(Dataset excerpt)
<<<<

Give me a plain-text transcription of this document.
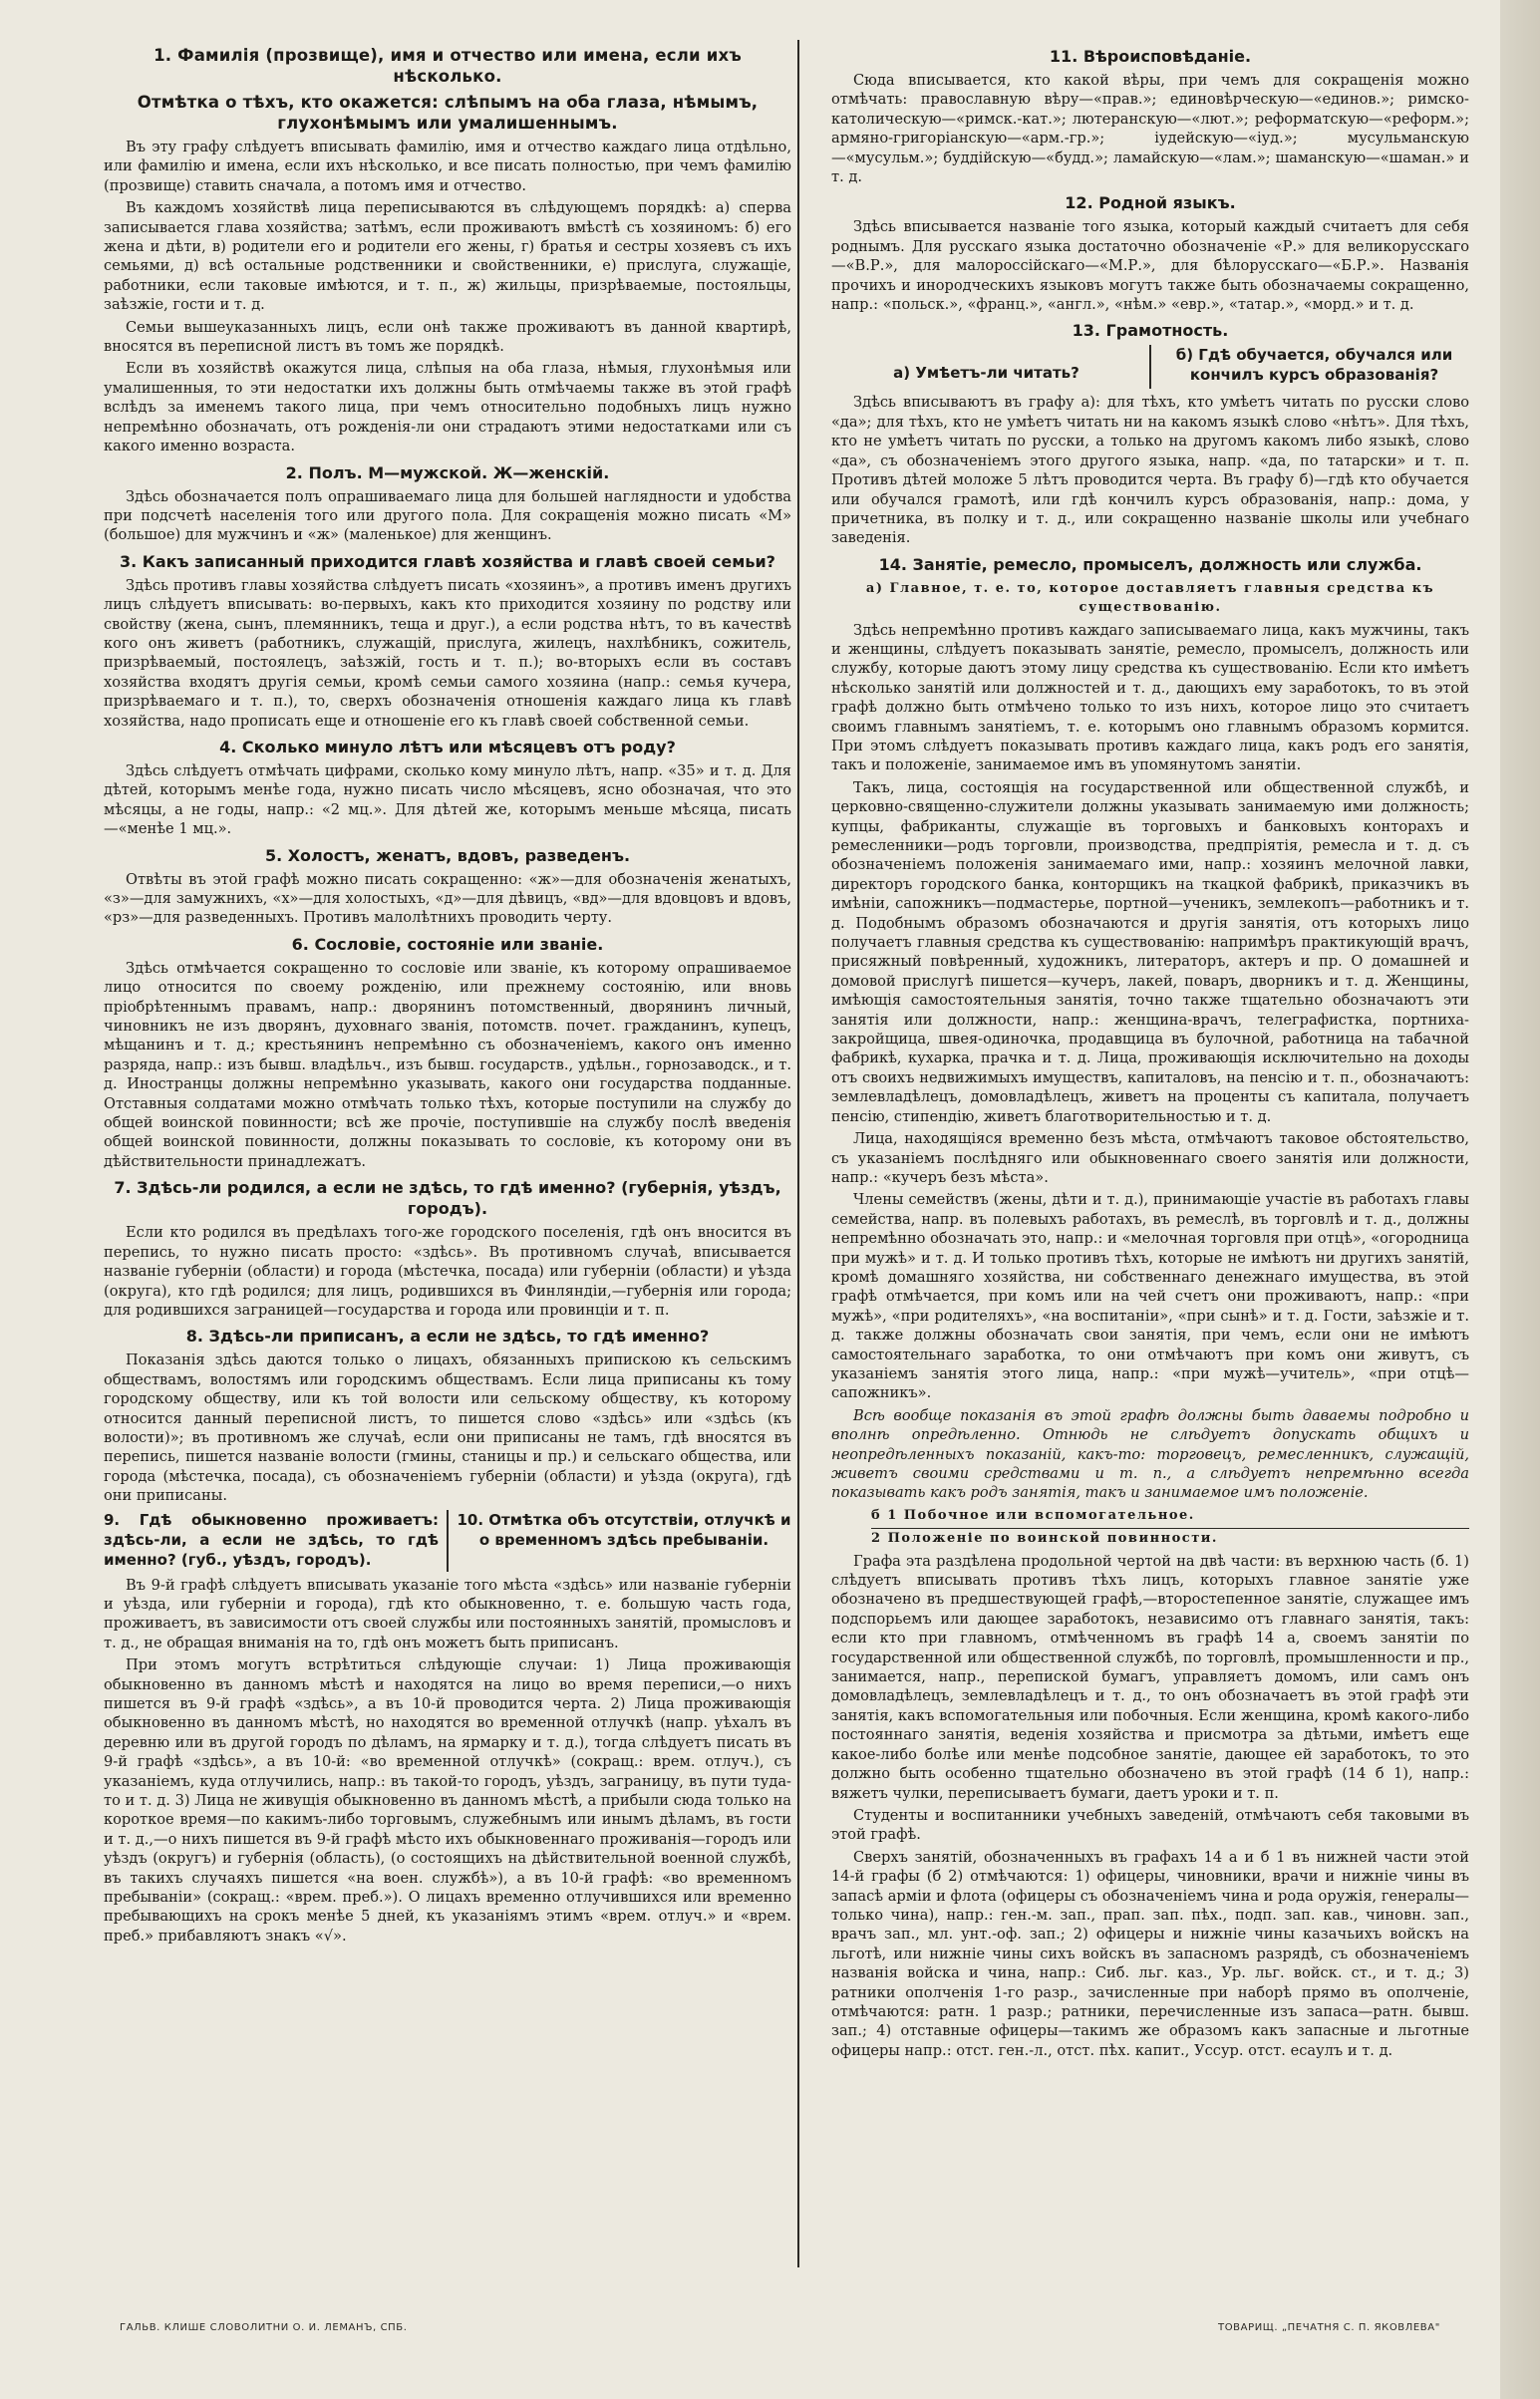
1. Фамилія (прозвище), имя и отчество или имена, если ихъ нѣсколько.
Отмѣтка о тѣхъ, кто окажется: слѣпымъ на оба глаза, нѣмымъ, глухонѣмымъ или умалишеннымъ.

Въ эту графу слѣдуетъ вписывать фамилію, имя и отчество каждаго лица отдѣльно, или фамилію и имена, если ихъ нѣсколько, и все писать полностью, при чемъ фамилію (прозвище) ставить сначала, а потомъ имя и отчество.

Въ каждомъ хозяйствѣ лица переписываются въ слѣдующемъ порядкѣ: а) сперва записывается глава хозяйства; затѣмъ, если проживаютъ вмѣстѣ съ хозяиномъ: б) его жена и дѣти, в) родители его и родители его жены, г) братья и сестры хозяевъ съ ихъ семьями, д) всѣ остальные родственники и свойственники, е) прислуга, служащіе, работники, если таковые имѣются, и т. п., ж) жильцы, призрѣваемые, постояльцы, заѣзжіе, гости и т. д.

Семьи вышеуказанныхъ лицъ, если онѣ также проживаютъ въ данной квартирѣ, вносятся въ переписной листъ въ томъ же порядкѣ.

Если въ хозяйствѣ окажутся лица, слѣпыя на оба глаза, нѣмыя, глухонѣмыя или умалишенныя, то эти недостатки ихъ должны быть отмѣчаемы также въ этой графѣ вслѣдъ за именемъ такого лица, при чемъ относительно подобныхъ лицъ нужно непремѣнно обозначать, отъ рожденія-ли они страдаютъ этими недостатками или съ какого именно возраста.

2. Полъ. М—мужской. Ж—женскій.

Здѣсь обозначается полъ опрашиваемаго лица для большей наглядности и удобства при подсчетѣ населенія того или другого пола. Для сокращенія можно писать «М» (большое) для мужчинъ и «ж» (маленькое) для женщинъ.

3. Какъ записанный приходится главѣ хозяйства и главѣ своей семьи?

Здѣсь противъ главы хозяйства слѣдуетъ писать «хозяинъ», а противъ именъ другихъ лицъ слѣдуетъ вписывать: во-первыхъ, какъ кто приходится хозяину по родству или свойству (жена, сынъ, племянникъ, теща и друг.), а если родства нѣтъ, то въ качествѣ кого онъ живетъ (работникъ, служащій, прислуга, жилецъ, нахлѣбникъ, сожитель, призрѣваемый, постоялецъ, заѣзжій, гость и т. п.); во-вторыхъ если въ составъ хозяйства входятъ другія семьи, кромѣ семьи самого хозяина (напр.: семья кучера, призрѣваемаго и т. п.), то, сверхъ обозначенія отношенія каждаго лица къ главѣ хозяйства, надо прописать еще и отношеніе его къ главѣ своей собственной семьи.

4. Сколько минуло лѣтъ или мѣсяцевъ отъ роду?

Здѣсь слѣдуетъ отмѣчать цифрами, сколько кому минуло лѣтъ, напр. «35» и т. д. Для дѣтей, которымъ менѣе года, нужно писать число мѣсяцевъ, ясно обозначая, что это мѣсяцы, а не годы, напр.: «2 мц.». Для дѣтей же, которымъ меньше мѣсяца, писать—«менѣе 1 мц.».

5. Холостъ, женатъ, вдовъ, разведенъ.

Отвѣты въ этой графѣ можно писать сокращенно: «ж»—для обозначенія женатыхъ, «з»—для замужнихъ, «х»—для холостыхъ, «д»—для дѣвицъ, «вд»—для вдовцовъ и вдовъ, «рз»—для разведенныхъ. Противъ малолѣтнихъ проводить черту.

6. Сословіе, состояніе или званіе.

Здѣсь отмѣчается сокращенно то сословіе или званіе, къ которому опрашиваемое лицо относится по своему рожденію, или прежнему состоянію, или вновь пріобрѣтеннымъ правамъ, напр.: дворянинъ потомственный, дворянинъ личный, чиновникъ не изъ дворянъ, духовнаго званія, потомств. почет. гражданинъ, купецъ, мѣщанинъ и т. д.; крестьянинъ непремѣнно съ обозначеніемъ, какого онъ именно разряда, напр.: изъ бывш. владѣльч., изъ бывш. государств., удѣльн., горнозаводск., и т. д. Иностранцы должны непремѣнно указывать, какого они государства подданные. Отставныя солдатами можно отмѣчать только тѣхъ, которые поступили на службу до общей воинской повинности; всѣ же прочіе, поступившіе на службу послѣ введенія общей воинской повинности, должны показывать то сословіе, къ которому они въ дѣйствительности принадлежатъ.

7. Здѣсь-ли родился, а если не здѣсь, то гдѣ именно? (губернія, уѣздъ, городъ).

Если кто родился въ предѣлахъ того-же городского поселенія, гдѣ онъ вносится въ перепись, то нужно писать просто: «здѣсь». Въ противномъ случаѣ, вписывается названіе губерніи (области) и города (мѣстечка, посада) или губерніи (области) и уѣзда (округа), кто гдѣ родился; для лицъ, родившихся въ Финляндіи,—губернія или города; для родившихся заграницей—государства и города или провинціи и т. п.

8. Здѣсь-ли приписанъ, а если не здѣсь, то гдѣ именно?

Показанія здѣсь даются только о лицахъ, обязанныхъ припискою къ сельскимъ обществамъ, волостямъ или городскимъ обществамъ. Если лица приписаны къ тому городскому обществу, или къ той волости или сельскому обществу, къ которому относится данный переписной листъ, то пишется слово «здѣсь» или «здѣсь (къ волости)»; въ противномъ же случаѣ, если они приписаны не тамъ, гдѣ вносятся въ перепись, пишется названіе волости (гмины, станицы и пр.) и сельскаго общества, или города (мѣстечка, посада), съ обозначеніемъ губерніи (области) и уѣзда (округа), гдѣ они приписаны.

9. Гдѣ обыкновенно проживаетъ: здѣсь-ли, а если не здѣсь, то гдѣ именно? (губ., уѣздъ, городъ).
10. Отмѣтка объ отсутствіи, отлучкѣ и о временномъ здѣсь пребываніи.

Въ 9-й графѣ слѣдуетъ вписывать указаніе того мѣста «здѣсь» или названіе губерніи и уѣзда, или губерніи и города), гдѣ кто обыкновенно, т. е. большую часть года, проживаетъ, въ зависимости отъ своей службы или постоянныхъ занятій, промысловъ и т. д., не обращая вниманія на то, гдѣ онъ можетъ быть приписанъ.

При этомъ могутъ встрѣтиться слѣдующіе случаи: 1) Лица проживающія обыкновенно въ данномъ мѣстѣ и находятся на лицо во время переписи,—о нихъ пишется въ 9-й графѣ «здѣсь», а въ 10-й проводится черта. 2) Лица проживающія обыкновенно въ данномъ мѣстѣ, но находятся во временной отлучкѣ (напр. уѣхалъ въ деревню или въ другой городъ по дѣламъ, на ярмарку и т. д.), тогда слѣдуетъ писать въ 9-й графѣ «здѣсь», а въ 10-й: «во временной отлучкѣ» (сокращ.: врем. отлуч.), съ указаніемъ, куда отлучились, напр.: въ такой-то городъ, уѣздъ, заграницу, въ пути туда-то и т. д. 3) Лица не живущія обыкновенно въ данномъ мѣстѣ, а прибыли сюда только на короткое время—по какимъ-либо торговымъ, служебнымъ или инымъ дѣламъ, въ гости и т. д.,—о нихъ пишется въ 9-й графѣ мѣсто ихъ обыкновеннаго проживанія—городъ или уѣздъ (округъ) и губернія (область), (о состоящихъ на дѣйствительной военной службѣ, въ такихъ случаяхъ пишется «на воен. службѣ»), а въ 10-й графѣ: «во временномъ пребываніи» (сокращ.: «врем. преб.»). О лицахъ временно отлучившихся или временно пребывающихъ на срокъ менѣе 5 дней, къ указаніямъ этимъ «врем. отлуч.» и «врем. преб.» прибавляютъ знакъ «√».

11. Вѣроисповѣданіе.

Сюда вписывается, кто какой вѣры, при чемъ для сокращенія можно отмѣчать: православную вѣру—«прав.»; единовѣрческую—«единов.»; римско-католическую—«римск.-кат.»; лютеранскую—«лют.»; реформатскую—«реформ.»; армяно-григоріанскую—«арм.-гр.»; іудейскую—«іуд.»; мусульманскую—«мусульм.»; буддійскую—«будд.»; ламайскую—«лам.»; шаманскую—«шаман.» и т. д.

12. Родной языкъ.

Здѣсь вписывается названіе того языка, который каждый считаетъ для себя роднымъ. Для русскаго языка достаточно обозначеніе «Р.» для великорусскаго—«В.Р.», для малороссійскаго—«М.Р.», для бѣлорусскаго—«Б.Р.». Названія прочихъ и инородческихъ языковъ могутъ также быть обозначаемы сокращенно, напр.: «польск.», «франц.», «англ.», «нѣм.» «евр.», «татар.», «морд.» и т. д.

13. Грамотность.
а) Умѣетъ-ли читать?
б) Гдѣ обучается, обучался или кончилъ курсъ образованія?

Здѣсь вписываютъ въ графу а): для тѣхъ, кто умѣетъ читать по русски слово «да»; для тѣхъ, кто не умѣетъ читать ни на какомъ языкѣ слово «нѣтъ». Для тѣхъ, кто не умѣетъ читать по русски, а только на другомъ какомъ либо языкѣ, слово «да», съ обозначеніемъ этого другого языка, напр. «да, по татарски» и т. п. Противъ дѣтей моложе 5 лѣтъ проводится черта. Въ графу б)—гдѣ кто обучается или обучался грамотѣ, или гдѣ кончилъ курсъ образованія, напр.: дома, у причетника, въ полку и т. д., или сокращенно названіе школы или учебнаго заведенія.

14. Занятіе, ремесло, промыселъ, должность или служба.

а) Главное, т. е. то, которое доставляетъ главныя средства къ существованію.

Здѣсь непремѣнно противъ каждаго записываемаго лица, какъ мужчины, такъ и женщины, слѣдуетъ показывать занятіе, ремесло, промыселъ, должность или службу, которые даютъ этому лицу средства къ существованію. Если кто имѣетъ нѣсколько занятій или должностей и т. д., дающихъ ему заработокъ, то въ этой графѣ должно быть отмѣчено только то изъ нихъ, которое лицо это считаетъ своимъ главнымъ занятіемъ, т. е. которымъ оно главнымъ образомъ кормится. При этомъ слѣдуетъ показывать противъ каждаго лица, какъ родъ его занятія, такъ и положеніе, занимаемое имъ въ упомянутомъ занятіи.

Такъ, лица, состоящія на государственной или общественной службѣ, и церковно-священно-служители должны указывать занимаемую ими должность; купцы, фабриканты, служащіе въ торговыхъ и банковыхъ конторахъ и ремесленники—родъ торговли, производства, предпріятія, ремесла и т. д. съ обозначеніемъ положенія занимаемаго ими, напр.: хозяинъ мелочной лавки, директоръ городского банка, конторщикъ на ткацкой фабрикѣ, приказчикъ въ имѣніи, сапожникъ—подмастерье, портной—ученикъ, землекопъ—работникъ и т. д. Подобнымъ образомъ обозначаются и другія занятія, отъ которыхъ лицо получаетъ главныя средства къ существованію: напримѣръ практикующій врачъ, присяжный повѣренный, художникъ, литераторъ, актеръ и пр. О домашней и домовой прислугѣ пишется—кучеръ, лакей, поваръ, дворникъ и т. д. Женщины, имѣющія самостоятельныя занятія, точно также тщательно обозначаютъ эти занятія или должности, напр.: женщина-врачъ, телеграфистка, портниха-закройщица, швея-одиночка, продавщица въ булочной, работница на табачной фабрикѣ, кухарка, прачка и т. д. Лица, проживающія исключительно на доходы отъ своихъ недвижимыхъ имуществъ, капиталовъ, на пенсію и т. п., обозначаютъ: землевладѣлецъ, домовладѣлецъ, живетъ на проценты съ капитала, получаетъ пенсію, стипендію, живетъ благотворительностью и т. д.

Лица, находящіяся временно безъ мѣста, отмѣчаютъ таковое обстоятельство, съ указаніемъ послѣдняго или обыкновеннаго своего занятія или должности, напр.: «кучеръ безъ мѣста».

Члены семействъ (жены, дѣти и т. д.), принимающіе участіе въ работахъ главы семейства, напр. въ полевыхъ работахъ, въ ремеслѣ, въ торговлѣ и т. д., должны непремѣнно обозначать это, напр.: и «мелочная торговля при отцѣ», «огородница при мужѣ» и т. д. И только противъ тѣхъ, которые не имѣютъ ни другихъ занятій, кромѣ домашняго хозяйства, ни собственнаго денежнаго имущества, въ этой графѣ отмѣчается, при комъ или на чей счетъ они проживаютъ, напр.: «при мужѣ», «при родителяхъ», «на воспитаніи», «при сынѣ» и т. д. Гости, заѣзжіе и т. д. также должны обозначать свои занятія, при чемъ, если они не имѣютъ самостоятельнаго заработка, то они отмѣчаютъ при комъ они живутъ, съ указаніемъ занятія этого лица, напр.: «при мужѣ—учитель», «при отцѣ—сапожникъ».

Всѣ вообще показанія въ этой графѣ должны быть даваемы подробно и вполнѣ опредѣленно. Отнюдь не слѣдуетъ допускать общихъ и неопредѣленныхъ показаній, какъ-то: торговецъ, ремесленникъ, служащій, живетъ своими средствами и т. п., а слѣдуетъ непремѣнно всегда показывать какъ родъ занятія, такъ и занимаемое имъ положеніе.

б 1 Побочное или вспомогательное.

2 Положеніе по воинской повинности.

Графа эта раздѣлена продольной чертой на двѣ части: въ верхнюю часть (б. 1) слѣдуетъ вписывать противъ тѣхъ лицъ, которыхъ главное занятіе уже обозначено въ предшествующей графѣ,—второстепенное занятіе, служащее имъ подспорьемъ или дающее заработокъ, независимо отъ главнаго занятія, такъ: если кто при главномъ, отмѣченномъ въ графѣ 14 а, своемъ занятіи по государственной или общественной службѣ, по торговлѣ, промышленности и пр., занимается, напр., перепиской бумагъ, управляетъ домомъ, или самъ онъ домовладѣлецъ, землевладѣлецъ и т. д., то онъ обозначаетъ въ этой графѣ эти занятія, какъ вспомогательныя или побочныя. Если женщина, кромѣ какого-либо постояннаго занятія, веденія хозяйства и присмотра за дѣтьми, имѣетъ еще какое-либо болѣе или менѣе подсобное занятіе, дающее ей заработокъ, то это должно быть особенно тщательно обозначено въ этой графѣ (14 б 1), напр.: вяжетъ чулки, переписываетъ бумаги, даетъ уроки и т. п.

Студенты и воспитанники учебныхъ заведеній, отмѣчаютъ себя таковыми въ этой графѣ.

Сверхъ занятій, обозначенныхъ въ графахъ 14 а и б 1 въ нижней части этой 14-й графы (б 2) отмѣчаются: 1) офицеры, чиновники, врачи и нижніе чины въ запасѣ арміи и флота (офицеры съ обозначеніемъ чина и рода оружія, генералы—только чина), напр.: ген.-м. зап., прап. зап. пѣх., подп. зап. кав., чиновн. зап., врачъ зап., мл. унт.-оф. зап.; 2) офицеры и нижніе чины казачьихъ войскъ на льготѣ, или нижніе чины сихъ войскъ въ запасномъ разрядѣ, съ обозначеніемъ названія войска и чина, напр.: Сиб. льг. каз., Ур. льг. войск. ст., и т. д.; 3) ратники ополченія 1-го разр., зачисленные при наборѣ прямо въ ополченіе, отмѣчаются: ратн. 1 разр.; ратники, перечисленные изъ запаса—ратн. бывш. зап.; 4) отставные офицеры—такимъ же образомъ какъ запасные и льготные офицеры напр.: отст. ген.-л., отст. пѣх. капит., Уссур. отст. есаулъ и т. д.

ГАЛЬВ. КЛИШЕ СЛОВОЛИТНИ О. И. ЛЕМАНЪ, СПБ.	ТОВАРИЩ. „ПЕЧАТНЯ С. П. ЯКОВЛЕВА"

>>>>

→ OBJECTIVE
Report each line of the material above where the word "вдовъ" appears.

→ THE RESPONSE
5. Холостъ, женатъ, вдовъ, разведенъ.
Отвѣты въ этой графѣ можно писать сокращенно: «ж»—для обозначенія женатыхъ, «з»—для замужнихъ, «х»—для холостыхъ, «д»—для дѣвицъ, «вд»—для вдовцовъ и вдовъ, «рз»—для разведенныхъ. Противъ малолѣтнихъ проводить черту.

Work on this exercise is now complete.